What the exercise asks >>
Go through the data below. Pull out every line that has the word "true".

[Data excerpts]
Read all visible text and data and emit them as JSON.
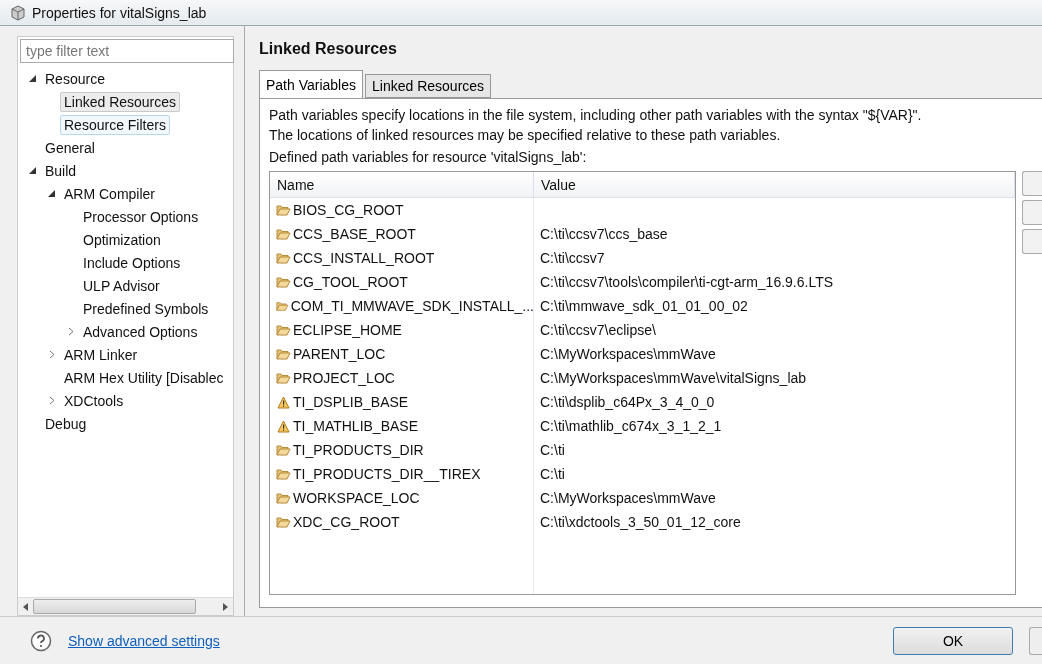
{
  "window": {
    "title": "Properties for vitalSigns_lab"
  },
  "sidebar": {
    "filter": {
      "placeholder": "type filter text"
    },
    "tree": [
      {
        "label": "Resource",
        "expanded": true,
        "selected": false,
        "hovered": false,
        "children": [
          {
            "label": "Linked Resources",
            "selected": true,
            "hovered": false
          },
          {
            "label": "Resource Filters",
            "selected": false,
            "hovered": true
          }
        ]
      },
      {
        "label": "General",
        "selected": false,
        "hovered": false
      },
      {
        "label": "Build",
        "expanded": true,
        "selected": false,
        "hovered": false,
        "children": [
          {
            "label": "ARM Compiler",
            "expanded": true,
            "selected": false,
            "hovered": false,
            "children": [
              {
                "label": "Processor Options",
                "selected": false,
                "hovered": false
              },
              {
                "label": "Optimization",
                "selected": false,
                "hovered": false
              },
              {
                "label": "Include Options",
                "selected": false,
                "hovered": false
              },
              {
                "label": "ULP Advisor",
                "selected": false,
                "hovered": false
              },
              {
                "label": "Predefined Symbols",
                "selected": false,
                "hovered": false
              },
              {
                "label": "Advanced Options",
                "expanded": false,
                "selected": false,
                "hovered": false
              }
            ]
          },
          {
            "label": "ARM Linker",
            "expanded": false,
            "selected": false,
            "hovered": false
          },
          {
            "label": "ARM Hex Utility  [Disablec",
            "selected": false,
            "hovered": false
          },
          {
            "label": "XDCtools",
            "expanded": false,
            "selected": false,
            "hovered": false
          }
        ]
      },
      {
        "label": "Debug",
        "selected": false,
        "hovered": false
      }
    ]
  },
  "page": {
    "title": "Linked Resources",
    "tabs": [
      {
        "label": "Path Variables",
        "selected": true
      },
      {
        "label": "Linked Resources",
        "selected": false
      }
    ],
    "description": [
      "Path variables specify locations in the file system, including other path variables with the syntax \"${VAR}\".",
      "The locations of linked resources may be specified relative to these path variables."
    ],
    "table_caption": "Defined path variables for resource 'vitalSigns_lab':",
    "table": {
      "columns": [
        "Name",
        "Value"
      ],
      "rows": [
        {
          "kind": "folder",
          "name": "BIOS_CG_ROOT",
          "value": ""
        },
        {
          "kind": "folder",
          "name": "CCS_BASE_ROOT",
          "value": "C:\\ti\\ccsv7\\ccs_base"
        },
        {
          "kind": "folder",
          "name": "CCS_INSTALL_ROOT",
          "value": "C:\\ti\\ccsv7"
        },
        {
          "kind": "folder",
          "name": "CG_TOOL_ROOT",
          "value": "C:\\ti\\ccsv7\\tools\\compiler\\ti-cgt-arm_16.9.6.LTS"
        },
        {
          "kind": "folder",
          "name": "COM_TI_MMWAVE_SDK_INSTALL_...",
          "value": "C:\\ti\\mmwave_sdk_01_01_00_02"
        },
        {
          "kind": "folder",
          "name": "ECLIPSE_HOME",
          "value": "C:\\ti\\ccsv7\\eclipse\\"
        },
        {
          "kind": "folder",
          "name": "PARENT_LOC",
          "value": "C:\\MyWorkspaces\\mmWave"
        },
        {
          "kind": "folder",
          "name": "PROJECT_LOC",
          "value": "C:\\MyWorkspaces\\mmWave\\vitalSigns_lab"
        },
        {
          "kind": "warning",
          "name": "TI_DSPLIB_BASE",
          "value": "C:\\ti\\dsplib_c64Px_3_4_0_0"
        },
        {
          "kind": "warning",
          "name": "TI_MATHLIB_BASE",
          "value": "C:\\ti\\mathlib_c674x_3_1_2_1"
        },
        {
          "kind": "folder",
          "name": "TI_PRODUCTS_DIR",
          "value": "C:\\ti"
        },
        {
          "kind": "folder",
          "name": "TI_PRODUCTS_DIR__TIREX",
          "value": "C:\\ti"
        },
        {
          "kind": "folder",
          "name": "WORKSPACE_LOC",
          "value": "C:\\MyWorkspaces\\mmWave"
        },
        {
          "kind": "folder",
          "name": "XDC_CG_ROOT",
          "value": "C:\\ti\\xdctools_3_50_01_12_core"
        }
      ]
    }
  },
  "footer": {
    "link": "Show advanced settings",
    "buttons": [
      "OK"
    ]
  }
}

Task solution >>
        "expanded": true,
            "selected": true,
            "hovered": true
        "expanded": true,
            "expanded": true,
        "selected": true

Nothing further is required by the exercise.